### AIM OF THE TASK
Your answer is every line of the material below in which the string "this" occurs.

### EXERCISE MATERIAL
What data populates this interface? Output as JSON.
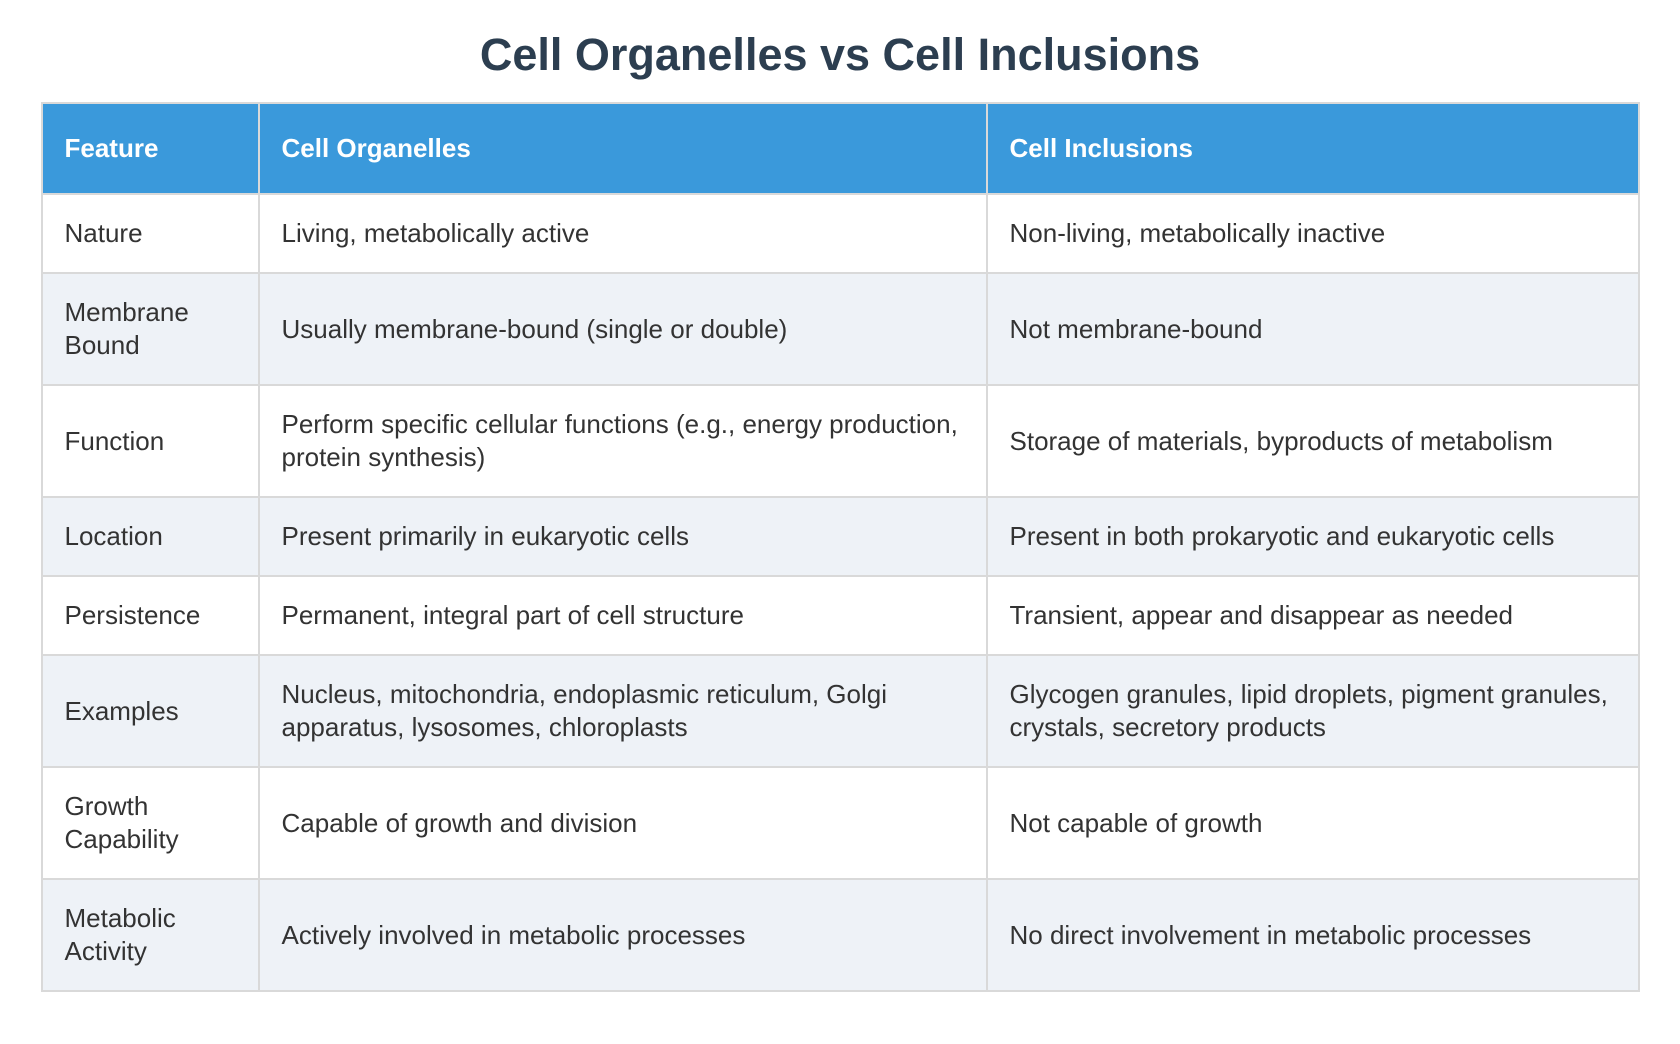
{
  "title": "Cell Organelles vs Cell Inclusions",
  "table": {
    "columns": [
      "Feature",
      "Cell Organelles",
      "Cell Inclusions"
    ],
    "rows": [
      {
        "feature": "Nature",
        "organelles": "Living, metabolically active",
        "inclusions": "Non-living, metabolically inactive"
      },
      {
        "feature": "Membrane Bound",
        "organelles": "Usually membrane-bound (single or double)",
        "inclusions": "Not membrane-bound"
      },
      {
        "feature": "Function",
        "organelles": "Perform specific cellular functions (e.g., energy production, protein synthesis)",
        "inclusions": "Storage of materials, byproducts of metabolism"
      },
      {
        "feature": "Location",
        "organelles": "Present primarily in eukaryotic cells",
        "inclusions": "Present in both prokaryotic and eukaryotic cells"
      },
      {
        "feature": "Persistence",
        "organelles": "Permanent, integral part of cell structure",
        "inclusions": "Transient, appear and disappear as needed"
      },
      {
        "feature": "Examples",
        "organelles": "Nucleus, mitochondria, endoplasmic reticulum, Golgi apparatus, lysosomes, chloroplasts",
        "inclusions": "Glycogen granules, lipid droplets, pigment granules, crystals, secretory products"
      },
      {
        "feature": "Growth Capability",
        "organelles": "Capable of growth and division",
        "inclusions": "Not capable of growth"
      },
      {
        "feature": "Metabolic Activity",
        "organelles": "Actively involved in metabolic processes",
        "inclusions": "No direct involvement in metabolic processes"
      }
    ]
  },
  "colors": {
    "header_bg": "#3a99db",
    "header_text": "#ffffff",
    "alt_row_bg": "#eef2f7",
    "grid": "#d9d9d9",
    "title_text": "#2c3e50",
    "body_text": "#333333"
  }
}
---
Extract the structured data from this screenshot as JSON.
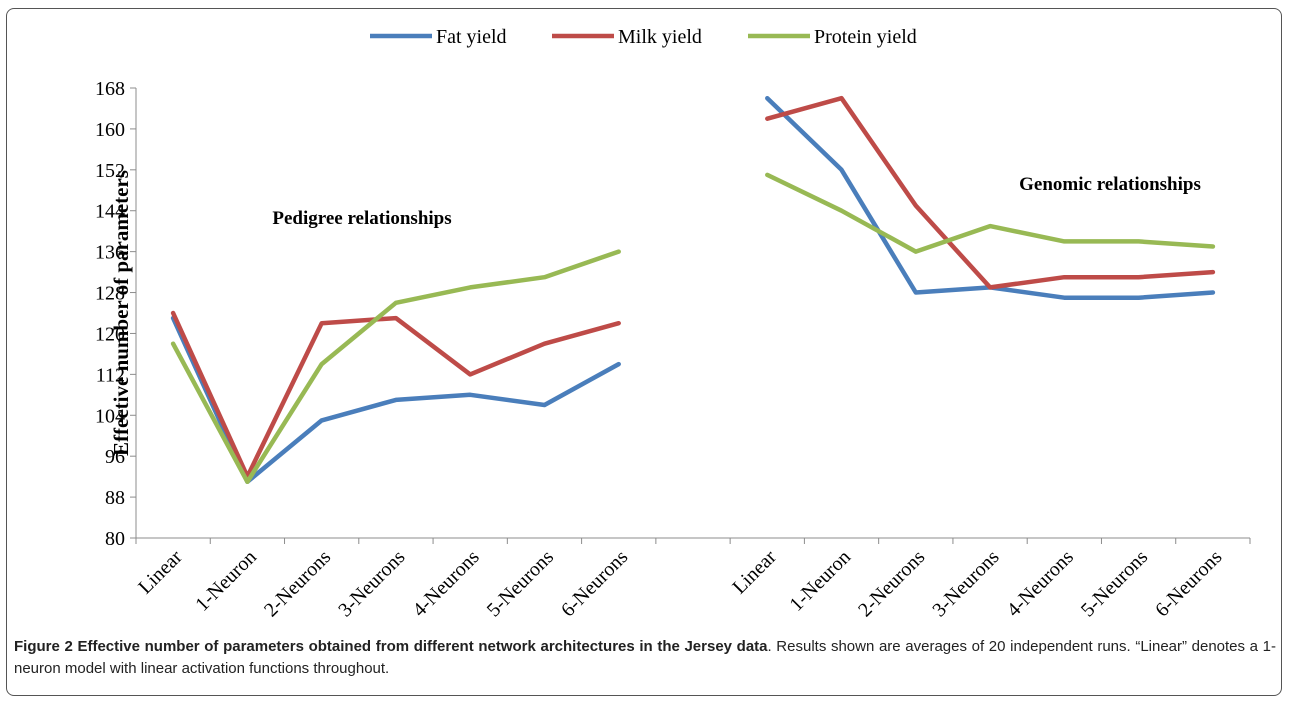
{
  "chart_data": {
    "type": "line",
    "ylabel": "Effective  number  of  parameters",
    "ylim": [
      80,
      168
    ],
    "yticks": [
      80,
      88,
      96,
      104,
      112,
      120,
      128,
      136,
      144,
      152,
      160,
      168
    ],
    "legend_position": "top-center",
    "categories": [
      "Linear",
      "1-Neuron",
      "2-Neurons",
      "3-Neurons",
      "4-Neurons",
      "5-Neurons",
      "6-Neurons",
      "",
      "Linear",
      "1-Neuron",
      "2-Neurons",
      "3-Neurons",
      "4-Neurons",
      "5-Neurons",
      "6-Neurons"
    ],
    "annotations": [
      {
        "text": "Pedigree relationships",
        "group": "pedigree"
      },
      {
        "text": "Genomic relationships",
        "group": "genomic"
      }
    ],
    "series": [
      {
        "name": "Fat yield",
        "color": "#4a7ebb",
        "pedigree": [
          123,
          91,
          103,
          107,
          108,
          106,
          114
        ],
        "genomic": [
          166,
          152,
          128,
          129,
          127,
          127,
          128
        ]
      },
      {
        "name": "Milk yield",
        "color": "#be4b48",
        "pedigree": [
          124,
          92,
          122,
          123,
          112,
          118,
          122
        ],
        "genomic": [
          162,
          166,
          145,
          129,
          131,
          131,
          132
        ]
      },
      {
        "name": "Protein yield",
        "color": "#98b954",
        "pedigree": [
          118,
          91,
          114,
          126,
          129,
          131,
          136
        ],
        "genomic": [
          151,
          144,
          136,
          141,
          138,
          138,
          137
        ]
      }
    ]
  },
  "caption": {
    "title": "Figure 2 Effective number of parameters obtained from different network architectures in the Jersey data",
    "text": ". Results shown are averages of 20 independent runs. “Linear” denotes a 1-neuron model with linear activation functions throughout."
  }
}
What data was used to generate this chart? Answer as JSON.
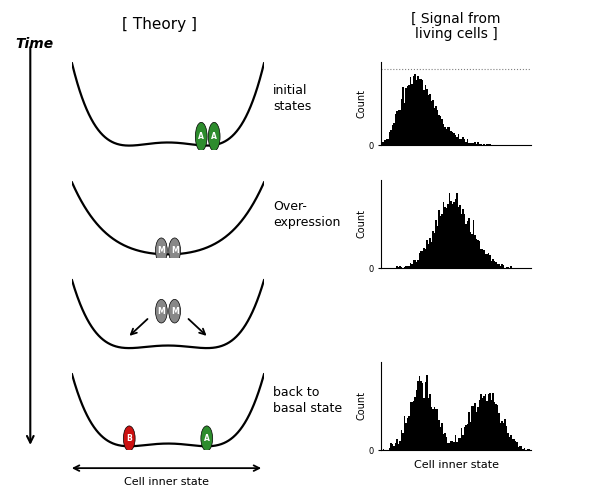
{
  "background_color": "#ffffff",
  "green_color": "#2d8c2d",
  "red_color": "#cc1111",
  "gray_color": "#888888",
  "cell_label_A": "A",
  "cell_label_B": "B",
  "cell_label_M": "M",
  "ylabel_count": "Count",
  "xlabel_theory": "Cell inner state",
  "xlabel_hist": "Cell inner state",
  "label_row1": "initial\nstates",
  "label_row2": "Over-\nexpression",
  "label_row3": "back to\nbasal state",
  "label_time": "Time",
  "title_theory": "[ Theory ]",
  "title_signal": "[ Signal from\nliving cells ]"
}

### RESPONSE TO THE EXERCISE
What data populates this interface? Output as JSON.
Extract the structured data from this screenshot as JSON.
What data was used to generate this chart? Answer as JSON.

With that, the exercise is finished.